* PROVIDED DATA *
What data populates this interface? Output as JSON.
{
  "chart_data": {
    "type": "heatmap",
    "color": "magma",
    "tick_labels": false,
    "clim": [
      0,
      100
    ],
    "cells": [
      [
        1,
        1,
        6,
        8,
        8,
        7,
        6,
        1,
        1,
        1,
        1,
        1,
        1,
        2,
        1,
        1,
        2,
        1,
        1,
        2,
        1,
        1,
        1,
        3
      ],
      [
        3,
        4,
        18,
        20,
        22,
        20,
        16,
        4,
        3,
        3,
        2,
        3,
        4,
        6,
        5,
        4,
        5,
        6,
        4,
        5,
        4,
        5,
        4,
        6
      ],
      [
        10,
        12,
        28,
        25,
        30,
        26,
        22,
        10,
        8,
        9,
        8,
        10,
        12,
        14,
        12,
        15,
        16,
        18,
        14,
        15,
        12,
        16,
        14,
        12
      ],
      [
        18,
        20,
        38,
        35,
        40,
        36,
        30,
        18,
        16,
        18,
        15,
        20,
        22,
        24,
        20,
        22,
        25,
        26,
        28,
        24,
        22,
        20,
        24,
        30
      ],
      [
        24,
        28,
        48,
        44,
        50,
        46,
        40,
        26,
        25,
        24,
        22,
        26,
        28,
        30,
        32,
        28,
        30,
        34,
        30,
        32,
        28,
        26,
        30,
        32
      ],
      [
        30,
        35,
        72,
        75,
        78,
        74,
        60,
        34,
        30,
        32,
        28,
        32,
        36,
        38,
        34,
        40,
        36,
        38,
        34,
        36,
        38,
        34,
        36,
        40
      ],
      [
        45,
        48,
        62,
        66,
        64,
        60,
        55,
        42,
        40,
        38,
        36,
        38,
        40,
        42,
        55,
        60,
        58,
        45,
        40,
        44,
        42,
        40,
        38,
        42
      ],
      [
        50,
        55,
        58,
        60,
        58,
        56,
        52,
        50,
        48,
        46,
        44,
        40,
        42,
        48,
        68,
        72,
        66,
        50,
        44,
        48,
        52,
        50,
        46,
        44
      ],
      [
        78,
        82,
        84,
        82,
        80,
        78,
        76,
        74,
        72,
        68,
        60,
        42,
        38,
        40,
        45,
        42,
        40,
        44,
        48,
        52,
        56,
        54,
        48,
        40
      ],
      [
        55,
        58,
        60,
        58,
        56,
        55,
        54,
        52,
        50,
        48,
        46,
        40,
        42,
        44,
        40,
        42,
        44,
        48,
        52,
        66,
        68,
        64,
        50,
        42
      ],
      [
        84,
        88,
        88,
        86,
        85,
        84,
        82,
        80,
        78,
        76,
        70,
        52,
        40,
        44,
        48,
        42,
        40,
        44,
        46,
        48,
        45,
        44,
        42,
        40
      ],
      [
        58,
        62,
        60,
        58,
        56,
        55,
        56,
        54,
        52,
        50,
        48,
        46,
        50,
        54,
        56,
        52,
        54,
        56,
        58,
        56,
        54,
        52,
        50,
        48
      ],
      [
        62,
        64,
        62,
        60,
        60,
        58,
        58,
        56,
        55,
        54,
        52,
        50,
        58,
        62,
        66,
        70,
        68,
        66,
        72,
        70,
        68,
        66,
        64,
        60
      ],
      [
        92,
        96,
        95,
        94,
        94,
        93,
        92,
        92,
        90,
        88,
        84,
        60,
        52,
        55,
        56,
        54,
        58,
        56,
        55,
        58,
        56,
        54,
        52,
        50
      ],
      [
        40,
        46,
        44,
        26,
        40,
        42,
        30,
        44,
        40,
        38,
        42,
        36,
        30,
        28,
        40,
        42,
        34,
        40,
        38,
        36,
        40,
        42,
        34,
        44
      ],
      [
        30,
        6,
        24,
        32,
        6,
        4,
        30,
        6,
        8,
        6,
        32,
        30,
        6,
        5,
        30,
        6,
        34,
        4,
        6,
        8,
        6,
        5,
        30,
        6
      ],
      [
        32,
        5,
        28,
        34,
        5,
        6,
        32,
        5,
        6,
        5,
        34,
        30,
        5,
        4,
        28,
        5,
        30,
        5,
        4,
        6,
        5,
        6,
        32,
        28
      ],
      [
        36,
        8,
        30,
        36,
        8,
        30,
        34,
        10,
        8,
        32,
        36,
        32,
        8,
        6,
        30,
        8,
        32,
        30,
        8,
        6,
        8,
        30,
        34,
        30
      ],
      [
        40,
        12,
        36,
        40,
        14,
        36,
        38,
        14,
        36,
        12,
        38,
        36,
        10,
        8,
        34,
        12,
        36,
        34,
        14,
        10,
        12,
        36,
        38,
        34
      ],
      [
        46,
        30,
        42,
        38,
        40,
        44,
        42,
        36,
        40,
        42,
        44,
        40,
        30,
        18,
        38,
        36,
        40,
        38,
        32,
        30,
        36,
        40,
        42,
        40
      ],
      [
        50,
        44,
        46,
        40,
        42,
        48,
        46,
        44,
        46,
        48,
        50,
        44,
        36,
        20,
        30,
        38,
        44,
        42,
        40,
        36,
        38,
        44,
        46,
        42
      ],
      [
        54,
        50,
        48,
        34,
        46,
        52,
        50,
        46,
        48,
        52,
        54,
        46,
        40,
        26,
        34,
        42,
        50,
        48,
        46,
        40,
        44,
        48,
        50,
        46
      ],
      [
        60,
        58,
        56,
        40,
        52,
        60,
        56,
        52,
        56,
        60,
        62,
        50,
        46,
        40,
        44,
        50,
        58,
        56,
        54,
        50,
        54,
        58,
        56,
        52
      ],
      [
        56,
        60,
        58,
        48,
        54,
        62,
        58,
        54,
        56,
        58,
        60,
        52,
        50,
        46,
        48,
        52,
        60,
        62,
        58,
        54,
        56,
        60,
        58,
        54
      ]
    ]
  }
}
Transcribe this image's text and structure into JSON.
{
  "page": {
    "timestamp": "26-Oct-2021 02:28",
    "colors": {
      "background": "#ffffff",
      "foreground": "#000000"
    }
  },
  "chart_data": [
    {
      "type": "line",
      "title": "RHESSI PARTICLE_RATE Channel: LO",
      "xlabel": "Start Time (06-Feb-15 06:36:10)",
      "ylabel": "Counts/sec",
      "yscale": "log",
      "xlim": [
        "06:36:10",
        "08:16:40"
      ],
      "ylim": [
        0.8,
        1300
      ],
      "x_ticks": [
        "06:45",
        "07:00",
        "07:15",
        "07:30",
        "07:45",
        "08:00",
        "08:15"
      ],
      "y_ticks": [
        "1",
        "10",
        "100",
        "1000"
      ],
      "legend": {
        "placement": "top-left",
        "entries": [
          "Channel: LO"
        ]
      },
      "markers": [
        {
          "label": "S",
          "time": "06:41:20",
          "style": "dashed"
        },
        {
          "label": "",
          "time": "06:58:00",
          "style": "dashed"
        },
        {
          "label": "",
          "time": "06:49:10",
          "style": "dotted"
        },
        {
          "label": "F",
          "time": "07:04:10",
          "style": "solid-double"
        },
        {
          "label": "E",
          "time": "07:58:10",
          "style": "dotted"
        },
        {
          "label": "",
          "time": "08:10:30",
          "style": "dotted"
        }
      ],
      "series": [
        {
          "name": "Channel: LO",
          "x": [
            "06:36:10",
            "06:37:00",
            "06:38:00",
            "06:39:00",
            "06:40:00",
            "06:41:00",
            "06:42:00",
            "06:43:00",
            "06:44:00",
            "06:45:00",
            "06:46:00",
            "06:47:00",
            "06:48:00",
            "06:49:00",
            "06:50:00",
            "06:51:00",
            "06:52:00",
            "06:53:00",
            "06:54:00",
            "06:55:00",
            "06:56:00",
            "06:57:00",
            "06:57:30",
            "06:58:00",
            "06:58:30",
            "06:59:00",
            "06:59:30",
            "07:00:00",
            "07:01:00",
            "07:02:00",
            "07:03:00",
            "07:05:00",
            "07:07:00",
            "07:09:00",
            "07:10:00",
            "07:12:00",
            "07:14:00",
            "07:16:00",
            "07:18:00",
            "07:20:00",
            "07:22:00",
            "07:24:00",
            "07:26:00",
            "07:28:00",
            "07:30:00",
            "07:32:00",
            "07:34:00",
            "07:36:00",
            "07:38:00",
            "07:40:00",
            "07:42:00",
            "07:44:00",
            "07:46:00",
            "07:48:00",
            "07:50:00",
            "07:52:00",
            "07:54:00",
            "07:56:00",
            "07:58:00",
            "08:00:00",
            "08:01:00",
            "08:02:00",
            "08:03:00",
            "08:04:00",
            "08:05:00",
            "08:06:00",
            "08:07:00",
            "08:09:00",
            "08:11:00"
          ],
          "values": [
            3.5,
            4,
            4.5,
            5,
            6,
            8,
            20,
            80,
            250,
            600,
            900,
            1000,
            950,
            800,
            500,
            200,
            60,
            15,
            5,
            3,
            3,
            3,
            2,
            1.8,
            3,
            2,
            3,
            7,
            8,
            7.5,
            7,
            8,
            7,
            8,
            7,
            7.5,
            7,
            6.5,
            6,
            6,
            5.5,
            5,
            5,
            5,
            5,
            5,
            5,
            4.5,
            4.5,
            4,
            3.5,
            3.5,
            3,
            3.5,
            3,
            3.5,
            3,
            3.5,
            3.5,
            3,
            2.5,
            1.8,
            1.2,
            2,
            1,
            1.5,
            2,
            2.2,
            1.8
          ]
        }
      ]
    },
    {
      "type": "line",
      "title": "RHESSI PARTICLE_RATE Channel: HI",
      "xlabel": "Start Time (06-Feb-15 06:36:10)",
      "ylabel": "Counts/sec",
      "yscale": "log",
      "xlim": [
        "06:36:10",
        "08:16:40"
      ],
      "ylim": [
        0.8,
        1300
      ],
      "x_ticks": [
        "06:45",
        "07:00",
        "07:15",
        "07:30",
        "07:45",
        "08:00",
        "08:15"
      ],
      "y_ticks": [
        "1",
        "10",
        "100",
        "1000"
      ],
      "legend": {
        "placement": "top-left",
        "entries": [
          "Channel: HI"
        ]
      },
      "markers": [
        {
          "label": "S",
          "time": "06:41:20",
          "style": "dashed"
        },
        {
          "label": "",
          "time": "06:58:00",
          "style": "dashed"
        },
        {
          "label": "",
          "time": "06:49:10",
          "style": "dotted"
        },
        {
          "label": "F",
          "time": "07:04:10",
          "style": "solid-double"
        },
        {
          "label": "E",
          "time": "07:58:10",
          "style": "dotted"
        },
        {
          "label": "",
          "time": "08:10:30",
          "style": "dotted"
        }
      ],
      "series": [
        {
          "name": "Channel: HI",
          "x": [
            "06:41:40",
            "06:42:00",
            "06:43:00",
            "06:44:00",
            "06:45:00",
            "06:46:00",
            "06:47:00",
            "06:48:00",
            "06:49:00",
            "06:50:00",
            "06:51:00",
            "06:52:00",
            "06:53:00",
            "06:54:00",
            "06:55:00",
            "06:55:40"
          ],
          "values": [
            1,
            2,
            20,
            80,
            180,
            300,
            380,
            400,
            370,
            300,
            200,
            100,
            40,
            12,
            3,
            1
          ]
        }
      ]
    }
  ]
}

* EXERCISE BRIEF *
Extract all lines containing the word "RHESSI".

* RIGHT ANSWER *
      "title": "RHESSI PARTICLE_RATE Channel: LO",
      "title": "RHESSI PARTICLE_RATE Channel: HI",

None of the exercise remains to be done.